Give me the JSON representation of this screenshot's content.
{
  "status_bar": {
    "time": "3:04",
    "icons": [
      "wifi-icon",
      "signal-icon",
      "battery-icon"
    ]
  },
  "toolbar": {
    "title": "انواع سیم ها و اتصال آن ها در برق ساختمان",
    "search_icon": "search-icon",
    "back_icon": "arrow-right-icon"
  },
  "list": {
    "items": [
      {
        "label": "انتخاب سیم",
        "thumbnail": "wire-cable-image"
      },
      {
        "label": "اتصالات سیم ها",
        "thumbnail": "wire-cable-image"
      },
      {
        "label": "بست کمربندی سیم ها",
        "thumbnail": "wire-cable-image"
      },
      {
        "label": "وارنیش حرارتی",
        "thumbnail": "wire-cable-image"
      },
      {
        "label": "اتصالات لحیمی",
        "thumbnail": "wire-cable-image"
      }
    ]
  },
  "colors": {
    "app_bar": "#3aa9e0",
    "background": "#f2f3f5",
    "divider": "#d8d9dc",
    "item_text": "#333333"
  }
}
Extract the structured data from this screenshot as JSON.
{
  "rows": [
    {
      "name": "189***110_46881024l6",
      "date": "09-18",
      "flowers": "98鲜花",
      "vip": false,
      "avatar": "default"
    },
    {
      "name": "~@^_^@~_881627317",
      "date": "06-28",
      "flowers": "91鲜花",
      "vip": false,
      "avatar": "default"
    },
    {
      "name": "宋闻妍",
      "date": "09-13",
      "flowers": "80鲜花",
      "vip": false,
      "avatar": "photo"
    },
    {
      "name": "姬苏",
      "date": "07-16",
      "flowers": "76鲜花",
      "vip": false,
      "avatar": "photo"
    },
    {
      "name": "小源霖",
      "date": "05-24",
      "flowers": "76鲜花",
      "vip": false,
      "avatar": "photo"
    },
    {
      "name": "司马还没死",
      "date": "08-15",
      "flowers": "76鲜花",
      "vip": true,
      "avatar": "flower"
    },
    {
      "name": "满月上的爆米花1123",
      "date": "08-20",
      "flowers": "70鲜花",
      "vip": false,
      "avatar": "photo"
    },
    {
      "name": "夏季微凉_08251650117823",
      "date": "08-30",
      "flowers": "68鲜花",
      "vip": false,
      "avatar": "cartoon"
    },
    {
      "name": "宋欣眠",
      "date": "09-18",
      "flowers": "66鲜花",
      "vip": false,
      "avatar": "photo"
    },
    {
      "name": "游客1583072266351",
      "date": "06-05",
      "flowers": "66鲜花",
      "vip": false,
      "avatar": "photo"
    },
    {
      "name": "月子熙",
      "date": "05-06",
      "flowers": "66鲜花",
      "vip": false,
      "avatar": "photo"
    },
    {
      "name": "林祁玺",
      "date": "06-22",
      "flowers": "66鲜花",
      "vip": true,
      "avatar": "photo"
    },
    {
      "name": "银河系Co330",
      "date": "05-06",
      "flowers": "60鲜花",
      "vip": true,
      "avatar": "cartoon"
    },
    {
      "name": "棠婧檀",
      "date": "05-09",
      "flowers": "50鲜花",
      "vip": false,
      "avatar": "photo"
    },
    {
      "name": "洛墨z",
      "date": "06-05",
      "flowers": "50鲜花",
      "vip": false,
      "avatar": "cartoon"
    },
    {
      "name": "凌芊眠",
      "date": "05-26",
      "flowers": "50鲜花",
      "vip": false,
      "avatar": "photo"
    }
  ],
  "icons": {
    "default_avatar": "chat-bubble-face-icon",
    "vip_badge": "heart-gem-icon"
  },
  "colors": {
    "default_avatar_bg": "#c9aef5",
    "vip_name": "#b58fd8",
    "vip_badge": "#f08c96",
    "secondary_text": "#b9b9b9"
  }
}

■ ■ ■

Copy out each line above, character for character.

Give me the JSON representation of this screenshot's content.
{
  "status_bar": {
    "time": "3:04",
    "icons": [
      "wifi-icon",
      "signal-icon",
      "battery-icon"
    ]
  },
  "toolbar": {
    "title": "انواع سیم ها و اتصال آن ها در برق ساختمان",
    "search_icon": "search-icon",
    "back_icon": "arrow-right-icon"
  },
  "list": {
    "items": [
      {
        "label": "انتخاب سیم",
        "thumbnail": "wire-cable-image"
      },
      {
        "label": "اتصالات سیم ها",
        "thumbnail": "wire-cable-image"
      },
      {
        "label": "بست کمربندی سیم ها",
        "thumbnail": "wire-cable-image"
      },
      {
        "label": "وارنیش حرارتی",
        "thumbnail": "wire-cable-image"
      },
      {
        "label": "اتصالات لحیمی",
        "thumbnail": "wire-cable-image"
      }
    ]
  },
  "colors": {
    "app_bar": "#3aa9e0",
    "background": "#f2f3f5",
    "divider": "#d8d9dc",
    "item_text": "#333333"
  }
}
Extract the structured data from this screenshot as JSON.
{
  "rows": [
    {
      "name": "189***110_46881024l6",
      "date": "09-18",
      "flowers": "98鲜花",
      "vip": false,
      "avatar": "default"
    },
    {
      "name": "~@^_^@~_881627317",
      "date": "06-28",
      "flowers": "91鲜花",
      "vip": false,
      "avatar": "default"
    },
    {
      "name": "宋闻妍",
      "date": "09-13",
      "flowers": "80鲜花",
      "vip": false,
      "avatar": "photo"
    },
    {
      "name": "姬苏",
      "date": "07-16",
      "flowers": "76鲜花",
      "vip": false,
      "avatar": "photo"
    },
    {
      "name": "小源霖",
      "date": "05-24",
      "flowers": "76鲜花",
      "vip": false,
      "avatar": "photo"
    },
    {
      "name": "司马还没死",
      "date": "08-15",
      "flowers": "76鲜花",
      "vip": true,
      "avatar": "flower"
    },
    {
      "name": "满月上的爆米花1123",
      "date": "08-20",
      "flowers": "70鲜花",
      "vip": false,
      "avatar": "photo"
    },
    {
      "name": "夏季微凉_08251650117823",
      "date": "08-30",
      "flowers": "68鲜花",
      "vip": false,
      "avatar": "cartoon"
    },
    {
      "name": "宋欣眠",
      "date": "09-18",
      "flowers": "66鲜花",
      "vip": false,
      "avatar": "photo"
    },
    {
      "name": "游客1583072266351",
      "date": "06-05",
      "flowers": "66鲜花",
      "vip": false,
      "avatar": "photo"
    },
    {
      "name": "月子熙",
      "date": "05-06",
      "flowers": "66鲜花",
      "vip": false,
      "avatar": "photo"
    },
    {
      "name": "林祁玺",
      "date": "06-22",
      "flowers": "66鲜花",
      "vip": true,
      "avatar": "photo"
    },
    {
      "name": "银河系Co330",
      "date": "05-06",
      "flowers": "60鲜花",
      "vip": true,
      "avatar": "cartoon"
    },
    {
      "name": "棠婧檀",
      "date": "05-09",
      "flowers": "50鲜花",
      "vip": false,
      "avatar": "photo"
    },
    {
      "name": "洛墨z",
      "date": "06-05",
      "flowers": "50鲜花",
      "vip": false,
      "avatar": "cartoon"
    },
    {
      "name": "凌芊眠",
      "date": "05-26",
      "flowers": "50鲜花",
      "vip": false,
      "avatar": "photo"
    }
  ],
  "icons": {
    "default_avatar": "chat-bubble-face-icon",
    "vip_badge": "heart-gem-icon"
  },
  "colors": {
    "default_avatar_bg": "#c9aef5",
    "vip_name": "#b58fd8",
    "vip_badge": "#f08c96",
    "secondary_text": "#b9b9b9"
  }
}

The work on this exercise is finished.